#### YOUR OBJECTIVE
Report how many lines in the records below contain the word "changes". Give only the number.

***** MATERIAL *****

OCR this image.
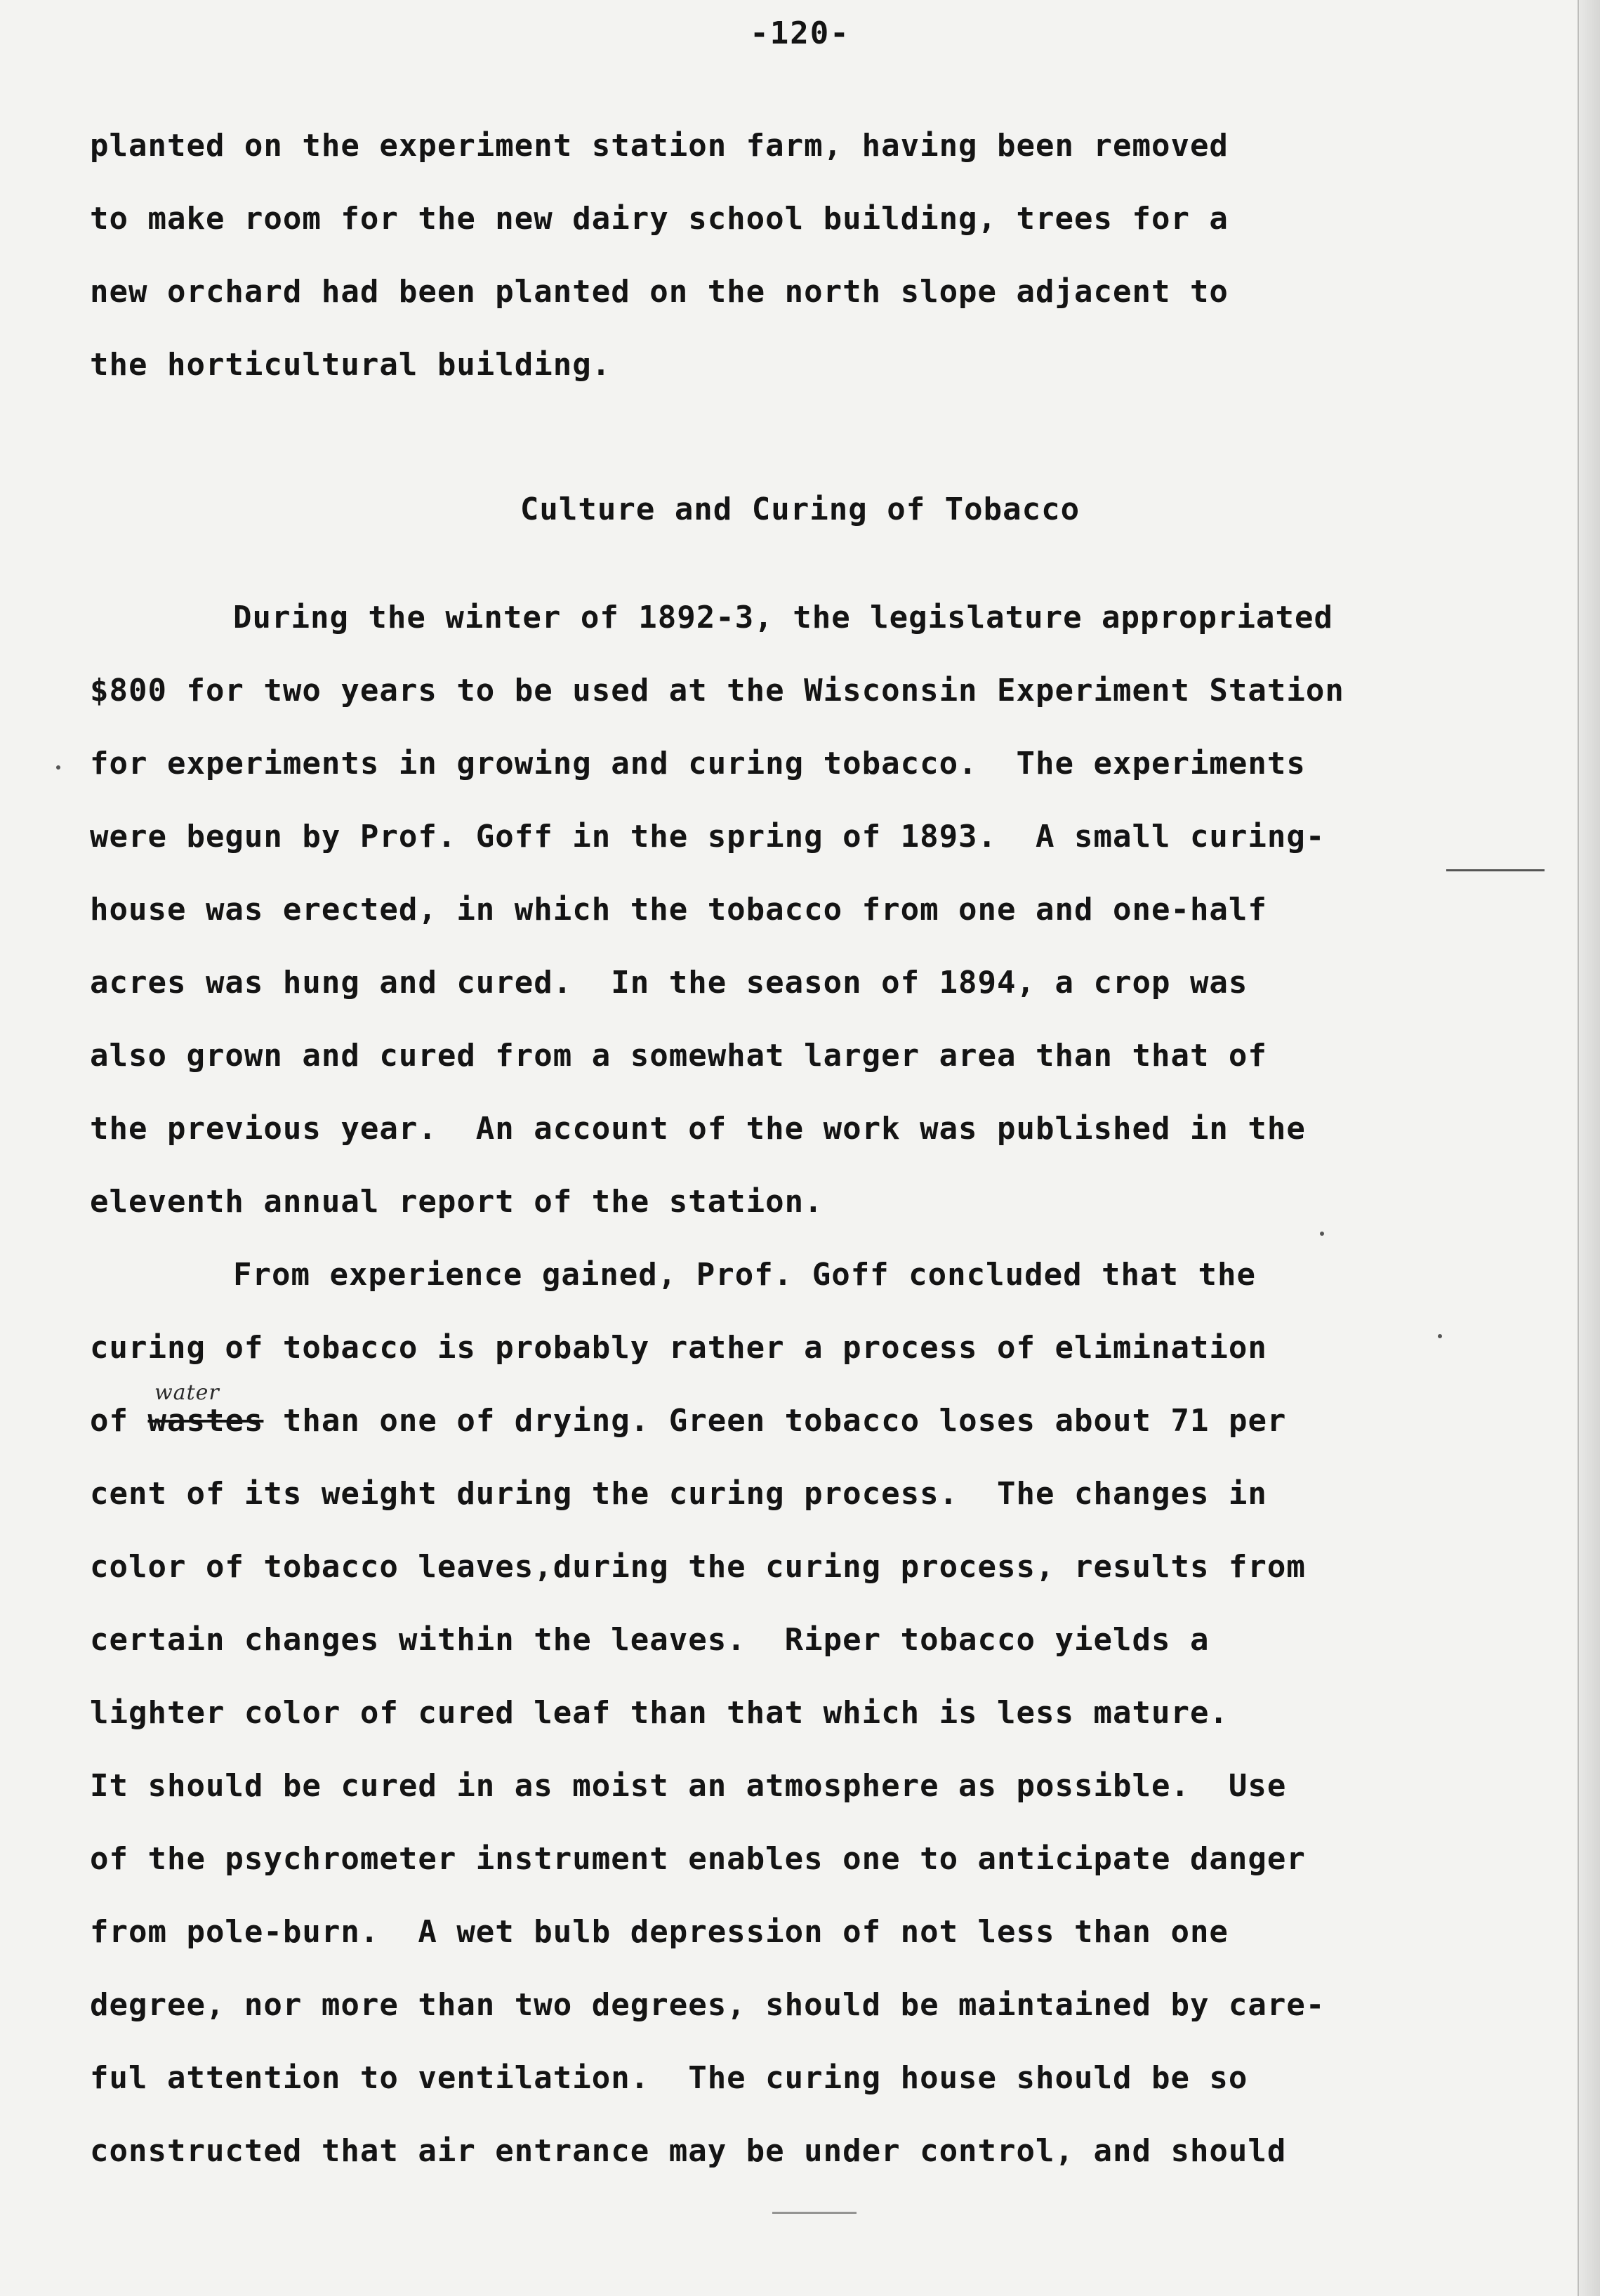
-120-
planted on the experiment station farm, having been removed
to make room for the new dairy school building, trees for a
new orchard had been planted on the north slope adjacent to
the horticultural building.
Culture and Curing of Tobacco
During the winter of 1892-3, the legislature appropriated
$800 for two years to be used at the Wisconsin Experiment Station
for experiments in growing and curing tobacco.  The experiments
were begun by Prof. Goff in the spring of 1893.  A small curing-
house was erected, in which the tobacco from one and one-half
acres was hung and cured.  In the season of 1894, a crop was
also grown and cured from a somewhat larger area than that of
the previous year.  An account of the work was published in the
eleventh annual report of the station.
From experience gained, Prof. Goff concluded that the
curing of tobacco is probably rather a process of elimination
of wastes than one of drying. Green tobacco loses about 71 per
water
cent of its weight during the curing process.  The changes in
color of tobacco leaves,during the curing process, results from
certain changes within the leaves.  Riper tobacco yields a
lighter color of cured leaf than that which is less mature.
It should be cured in as moist an atmosphere as possible.  Use
of the psychrometer instrument enables one to anticipate danger
from pole-burn.  A wet bulb depression of not less than one
degree, nor more than two degrees, should be maintained by care-
ful attention to ventilation.  The curing house should be so
constructed that air entrance may be under control, and should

*****

#### TASK ANSWER
2